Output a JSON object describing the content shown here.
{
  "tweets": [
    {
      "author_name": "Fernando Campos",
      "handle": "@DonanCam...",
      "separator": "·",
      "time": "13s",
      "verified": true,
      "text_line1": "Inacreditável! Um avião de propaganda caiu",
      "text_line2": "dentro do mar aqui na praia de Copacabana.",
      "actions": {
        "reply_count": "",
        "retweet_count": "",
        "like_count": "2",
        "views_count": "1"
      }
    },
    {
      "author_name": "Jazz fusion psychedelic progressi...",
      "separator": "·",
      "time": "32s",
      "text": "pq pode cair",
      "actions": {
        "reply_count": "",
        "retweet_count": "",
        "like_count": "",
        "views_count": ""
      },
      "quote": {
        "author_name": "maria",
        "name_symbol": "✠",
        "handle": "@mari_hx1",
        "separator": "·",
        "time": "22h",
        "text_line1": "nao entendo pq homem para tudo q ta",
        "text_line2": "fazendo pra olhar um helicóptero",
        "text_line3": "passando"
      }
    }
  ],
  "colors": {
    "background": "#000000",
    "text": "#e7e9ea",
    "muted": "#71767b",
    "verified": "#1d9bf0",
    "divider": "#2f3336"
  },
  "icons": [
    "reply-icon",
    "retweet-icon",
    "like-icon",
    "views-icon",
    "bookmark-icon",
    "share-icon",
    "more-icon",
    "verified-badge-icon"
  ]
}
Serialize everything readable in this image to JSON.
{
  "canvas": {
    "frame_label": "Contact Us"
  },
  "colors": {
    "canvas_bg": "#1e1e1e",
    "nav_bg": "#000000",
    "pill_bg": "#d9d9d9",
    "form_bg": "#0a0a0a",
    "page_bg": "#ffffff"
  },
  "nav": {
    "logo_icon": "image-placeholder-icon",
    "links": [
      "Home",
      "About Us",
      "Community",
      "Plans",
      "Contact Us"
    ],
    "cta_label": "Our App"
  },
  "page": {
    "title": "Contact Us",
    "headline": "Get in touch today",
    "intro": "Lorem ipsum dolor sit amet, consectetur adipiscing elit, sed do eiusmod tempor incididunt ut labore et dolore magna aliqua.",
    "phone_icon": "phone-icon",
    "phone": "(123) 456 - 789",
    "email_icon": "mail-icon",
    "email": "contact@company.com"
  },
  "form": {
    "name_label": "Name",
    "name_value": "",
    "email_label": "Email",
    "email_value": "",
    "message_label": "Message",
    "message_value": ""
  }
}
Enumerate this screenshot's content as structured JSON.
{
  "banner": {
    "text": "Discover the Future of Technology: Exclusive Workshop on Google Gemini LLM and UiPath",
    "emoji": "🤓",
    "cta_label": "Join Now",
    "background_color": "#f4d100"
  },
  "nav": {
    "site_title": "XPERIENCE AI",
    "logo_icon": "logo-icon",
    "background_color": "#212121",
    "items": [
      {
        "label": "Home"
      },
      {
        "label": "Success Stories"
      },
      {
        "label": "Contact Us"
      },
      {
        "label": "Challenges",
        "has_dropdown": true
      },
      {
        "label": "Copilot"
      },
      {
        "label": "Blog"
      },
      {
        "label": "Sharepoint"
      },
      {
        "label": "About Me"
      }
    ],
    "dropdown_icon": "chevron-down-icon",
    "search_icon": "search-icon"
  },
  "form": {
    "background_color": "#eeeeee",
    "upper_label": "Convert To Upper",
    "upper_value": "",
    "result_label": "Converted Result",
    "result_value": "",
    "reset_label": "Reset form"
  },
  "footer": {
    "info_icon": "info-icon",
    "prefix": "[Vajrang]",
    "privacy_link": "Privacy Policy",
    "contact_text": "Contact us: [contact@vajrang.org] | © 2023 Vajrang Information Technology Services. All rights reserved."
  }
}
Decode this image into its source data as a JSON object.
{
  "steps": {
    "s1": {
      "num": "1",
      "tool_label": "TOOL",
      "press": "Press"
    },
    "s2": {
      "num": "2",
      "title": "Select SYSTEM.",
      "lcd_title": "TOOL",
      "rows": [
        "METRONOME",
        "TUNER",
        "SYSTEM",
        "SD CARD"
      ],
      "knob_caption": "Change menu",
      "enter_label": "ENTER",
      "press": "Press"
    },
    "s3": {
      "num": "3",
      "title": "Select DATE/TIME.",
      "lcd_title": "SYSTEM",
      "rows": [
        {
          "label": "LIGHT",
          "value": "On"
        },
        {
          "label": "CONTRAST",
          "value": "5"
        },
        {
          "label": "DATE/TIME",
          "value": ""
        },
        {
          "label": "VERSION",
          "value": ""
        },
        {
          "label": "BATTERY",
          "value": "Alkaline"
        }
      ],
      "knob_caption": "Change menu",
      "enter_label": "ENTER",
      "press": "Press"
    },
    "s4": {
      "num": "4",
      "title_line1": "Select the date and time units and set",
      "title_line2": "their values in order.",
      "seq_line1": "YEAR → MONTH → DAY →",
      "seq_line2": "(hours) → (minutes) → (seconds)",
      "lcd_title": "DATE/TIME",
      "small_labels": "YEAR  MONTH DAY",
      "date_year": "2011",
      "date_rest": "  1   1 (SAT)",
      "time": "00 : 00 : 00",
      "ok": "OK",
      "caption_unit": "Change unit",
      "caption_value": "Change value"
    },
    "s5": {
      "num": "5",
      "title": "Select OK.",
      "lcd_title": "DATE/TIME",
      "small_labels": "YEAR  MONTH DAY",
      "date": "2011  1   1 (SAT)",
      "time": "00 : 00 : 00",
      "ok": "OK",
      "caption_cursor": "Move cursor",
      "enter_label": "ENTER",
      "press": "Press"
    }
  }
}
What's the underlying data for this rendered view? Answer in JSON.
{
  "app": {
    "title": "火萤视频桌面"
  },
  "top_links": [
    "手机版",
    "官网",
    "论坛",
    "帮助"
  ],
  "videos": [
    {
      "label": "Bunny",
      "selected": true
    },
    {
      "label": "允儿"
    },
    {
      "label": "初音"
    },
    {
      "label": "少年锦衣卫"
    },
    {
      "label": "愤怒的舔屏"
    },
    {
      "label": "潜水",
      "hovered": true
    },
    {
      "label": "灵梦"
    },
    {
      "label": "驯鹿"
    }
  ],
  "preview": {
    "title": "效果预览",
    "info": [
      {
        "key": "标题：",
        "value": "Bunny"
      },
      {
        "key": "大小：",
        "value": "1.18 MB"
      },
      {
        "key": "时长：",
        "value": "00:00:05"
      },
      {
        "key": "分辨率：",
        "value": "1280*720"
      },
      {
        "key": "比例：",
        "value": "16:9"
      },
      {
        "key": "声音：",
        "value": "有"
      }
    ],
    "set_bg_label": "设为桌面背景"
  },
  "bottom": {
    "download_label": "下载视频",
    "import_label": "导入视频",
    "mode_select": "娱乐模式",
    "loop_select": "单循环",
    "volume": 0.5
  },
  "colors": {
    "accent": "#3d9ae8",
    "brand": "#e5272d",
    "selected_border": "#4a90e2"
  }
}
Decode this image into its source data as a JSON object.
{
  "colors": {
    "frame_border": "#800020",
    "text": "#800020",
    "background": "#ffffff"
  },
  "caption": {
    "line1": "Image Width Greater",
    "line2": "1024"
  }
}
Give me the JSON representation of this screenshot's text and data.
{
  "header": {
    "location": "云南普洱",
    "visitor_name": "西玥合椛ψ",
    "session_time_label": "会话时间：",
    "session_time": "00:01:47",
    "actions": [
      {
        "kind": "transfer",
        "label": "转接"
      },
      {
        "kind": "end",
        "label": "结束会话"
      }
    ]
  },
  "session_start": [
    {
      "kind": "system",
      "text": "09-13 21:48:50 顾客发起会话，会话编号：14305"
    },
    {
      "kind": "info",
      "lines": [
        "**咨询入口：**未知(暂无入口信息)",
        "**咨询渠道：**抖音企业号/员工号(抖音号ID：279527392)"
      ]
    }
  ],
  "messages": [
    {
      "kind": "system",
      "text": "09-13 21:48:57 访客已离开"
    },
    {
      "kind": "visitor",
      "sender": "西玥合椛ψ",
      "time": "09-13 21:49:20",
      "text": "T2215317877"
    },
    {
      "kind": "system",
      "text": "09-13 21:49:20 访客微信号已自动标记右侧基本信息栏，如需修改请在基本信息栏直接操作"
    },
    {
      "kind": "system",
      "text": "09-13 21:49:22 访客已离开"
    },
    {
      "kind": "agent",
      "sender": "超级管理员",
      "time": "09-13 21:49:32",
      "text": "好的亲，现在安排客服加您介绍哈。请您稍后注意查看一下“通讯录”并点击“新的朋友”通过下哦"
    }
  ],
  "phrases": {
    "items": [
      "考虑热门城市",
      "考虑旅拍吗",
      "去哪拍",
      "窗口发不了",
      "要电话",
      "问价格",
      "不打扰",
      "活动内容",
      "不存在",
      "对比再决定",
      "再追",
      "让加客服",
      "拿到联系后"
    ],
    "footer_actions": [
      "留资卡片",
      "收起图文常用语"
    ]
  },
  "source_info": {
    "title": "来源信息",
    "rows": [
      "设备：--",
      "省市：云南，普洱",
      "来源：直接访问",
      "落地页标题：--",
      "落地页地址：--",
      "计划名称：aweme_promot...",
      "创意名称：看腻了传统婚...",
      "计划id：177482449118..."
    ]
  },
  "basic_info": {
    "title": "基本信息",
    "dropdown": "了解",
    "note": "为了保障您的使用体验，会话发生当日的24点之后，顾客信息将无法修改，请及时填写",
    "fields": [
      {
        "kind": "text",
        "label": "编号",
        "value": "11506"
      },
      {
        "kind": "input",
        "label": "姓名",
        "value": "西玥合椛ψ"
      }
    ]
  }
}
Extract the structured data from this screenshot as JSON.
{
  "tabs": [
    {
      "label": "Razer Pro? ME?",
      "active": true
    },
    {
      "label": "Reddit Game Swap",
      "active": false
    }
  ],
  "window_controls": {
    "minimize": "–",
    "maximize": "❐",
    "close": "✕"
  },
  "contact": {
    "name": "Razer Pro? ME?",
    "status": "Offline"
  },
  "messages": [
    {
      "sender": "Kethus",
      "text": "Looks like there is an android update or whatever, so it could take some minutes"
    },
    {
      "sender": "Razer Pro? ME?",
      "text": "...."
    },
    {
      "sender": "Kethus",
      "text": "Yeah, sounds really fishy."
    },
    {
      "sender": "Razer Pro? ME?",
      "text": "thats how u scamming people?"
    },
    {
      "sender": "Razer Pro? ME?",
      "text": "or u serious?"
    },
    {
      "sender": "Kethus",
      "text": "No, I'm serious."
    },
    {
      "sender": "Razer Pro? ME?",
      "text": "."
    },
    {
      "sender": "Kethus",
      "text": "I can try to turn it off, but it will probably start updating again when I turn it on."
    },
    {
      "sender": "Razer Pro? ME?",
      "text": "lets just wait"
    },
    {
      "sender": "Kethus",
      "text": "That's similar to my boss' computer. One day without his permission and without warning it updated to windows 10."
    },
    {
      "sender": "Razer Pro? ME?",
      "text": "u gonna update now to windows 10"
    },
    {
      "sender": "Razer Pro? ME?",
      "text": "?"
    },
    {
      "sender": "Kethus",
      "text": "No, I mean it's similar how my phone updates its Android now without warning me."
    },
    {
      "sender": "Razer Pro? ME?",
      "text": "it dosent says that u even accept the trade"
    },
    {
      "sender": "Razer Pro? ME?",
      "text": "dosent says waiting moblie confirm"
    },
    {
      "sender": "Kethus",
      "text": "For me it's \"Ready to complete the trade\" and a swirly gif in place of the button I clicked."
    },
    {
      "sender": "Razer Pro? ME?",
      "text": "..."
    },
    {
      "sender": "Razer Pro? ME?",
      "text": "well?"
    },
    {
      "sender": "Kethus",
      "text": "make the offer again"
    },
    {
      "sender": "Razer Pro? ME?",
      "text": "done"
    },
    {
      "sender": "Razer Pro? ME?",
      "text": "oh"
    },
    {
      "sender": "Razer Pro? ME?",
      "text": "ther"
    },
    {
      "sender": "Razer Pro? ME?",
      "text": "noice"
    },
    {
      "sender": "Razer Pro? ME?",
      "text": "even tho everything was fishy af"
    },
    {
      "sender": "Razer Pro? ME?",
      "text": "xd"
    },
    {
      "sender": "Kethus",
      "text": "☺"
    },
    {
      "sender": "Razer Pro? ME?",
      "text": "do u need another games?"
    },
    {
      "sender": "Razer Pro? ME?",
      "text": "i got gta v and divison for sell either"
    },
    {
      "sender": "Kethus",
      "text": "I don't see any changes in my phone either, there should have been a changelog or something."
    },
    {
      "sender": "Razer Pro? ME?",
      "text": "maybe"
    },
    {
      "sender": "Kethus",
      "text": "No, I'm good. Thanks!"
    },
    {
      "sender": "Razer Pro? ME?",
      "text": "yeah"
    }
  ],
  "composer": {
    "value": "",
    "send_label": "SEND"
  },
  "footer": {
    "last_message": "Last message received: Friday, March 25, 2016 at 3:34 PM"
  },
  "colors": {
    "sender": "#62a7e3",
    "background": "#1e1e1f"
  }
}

▸ Task objective
The word "windows" may appear on some lines of these records; state how many such lines there are, and nothing else.

▸ Solution below
2